§ **AIM A**:
Can you change "x-tick-label" to "x-axis-label" in the entries, from their first line to the line with "x-tick-label: 2020 [953,1048,1042,1092]", and give those lines back with nothing else altered?

On August 7, 2003, my husband deployed to Iraq. On February 8, 2004, he returned safely to San Antonio. Lots of stuff happened in between those dates, both in Iraq and here in San Antonio. He survived the ever-present threat of mortar rounds, suicide bombers, and chow hall food. I survived the stress of just knowing he was in Iraq, while singularly meeting the needs of our three sons and attending to my self-described job of handling everything else. To me, then, my husband's safe return counted as one of those special occasions to truly splurge on a remarkable, yet intimate, celebratory dinner. So I made reservations at Biga on the Banks and was told gluten free would be no problem.

Reservations at any restaurant, when possible, are the best way to help ensure a good gluten-free dining experience as well as preferred seating. On the weeknight that my husband and I dined at Biga, the swirl of other couples and groups engrossed in their own dining occasion kept the place in constant motion. Yet, ensconced as we were by a flowing gauzy curtain at a semi-private table, it felt as if we had the place to ourselves. And with dusk gathering gently around the slowly shifting waters of the River Walk below, I knew this was the perfect choice for our reunion dinner.

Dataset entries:
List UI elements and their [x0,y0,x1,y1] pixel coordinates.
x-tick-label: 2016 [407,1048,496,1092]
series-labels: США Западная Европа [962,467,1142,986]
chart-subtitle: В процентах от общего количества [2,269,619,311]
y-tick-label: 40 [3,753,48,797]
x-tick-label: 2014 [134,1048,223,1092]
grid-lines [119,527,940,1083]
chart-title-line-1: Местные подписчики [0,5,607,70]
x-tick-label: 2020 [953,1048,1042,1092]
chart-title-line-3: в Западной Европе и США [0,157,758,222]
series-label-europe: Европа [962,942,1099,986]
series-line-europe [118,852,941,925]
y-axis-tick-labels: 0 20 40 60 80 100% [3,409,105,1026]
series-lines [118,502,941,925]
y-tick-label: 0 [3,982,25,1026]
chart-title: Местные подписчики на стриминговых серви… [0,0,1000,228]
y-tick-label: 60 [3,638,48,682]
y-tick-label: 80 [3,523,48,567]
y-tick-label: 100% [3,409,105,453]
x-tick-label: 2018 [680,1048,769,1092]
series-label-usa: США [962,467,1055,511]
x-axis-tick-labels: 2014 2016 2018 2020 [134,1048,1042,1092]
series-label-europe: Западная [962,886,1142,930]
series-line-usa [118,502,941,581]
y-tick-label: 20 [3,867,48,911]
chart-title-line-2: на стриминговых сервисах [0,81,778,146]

§ **AIM B**:
Can you copy the passage about the dinner at Biga word for word, from "On August 7, 2003, my" to "be no problem."?

§ **WORKED SOLUTION A**:
List UI elements and their [x0,y0,x1,y1] pixel coordinates.
x-axis-label: 2016 [407,1048,496,1092]
series-labels: США Западная Европа [962,467,1142,986]
chart-subtitle: В процентах от общего количества [2,269,619,311]
y-tick-label: 40 [3,753,48,797]
x-axis-label: 2014 [134,1048,223,1092]
grid-lines [119,527,940,1083]
chart-title-line-1: Местные подписчики [0,5,607,70]
x-axis-label: 2020 [953,1048,1042,1092]

§ **WORKED SOLUTION B**:
On August 7, 2003, my husband deployed to Iraq. On February 8, 2004, he returned safely to San Antonio. Lots of stuff happened in between those dates, both in Iraq and here in San Antonio. He survived the ever-present threat of mortar rounds, suicide bombers, and chow hall food. I survived the stress of just knowing he was in Iraq, while singularly meeting the needs of our three sons and attending to my self-described job of handling everything else. To me, then, my husband's safe return counted as one of those special occasions to truly splurge on a remarkable, yet intimate, celebratory dinner. So I made reservations at Biga on the Banks and was told gluten free would be no problem.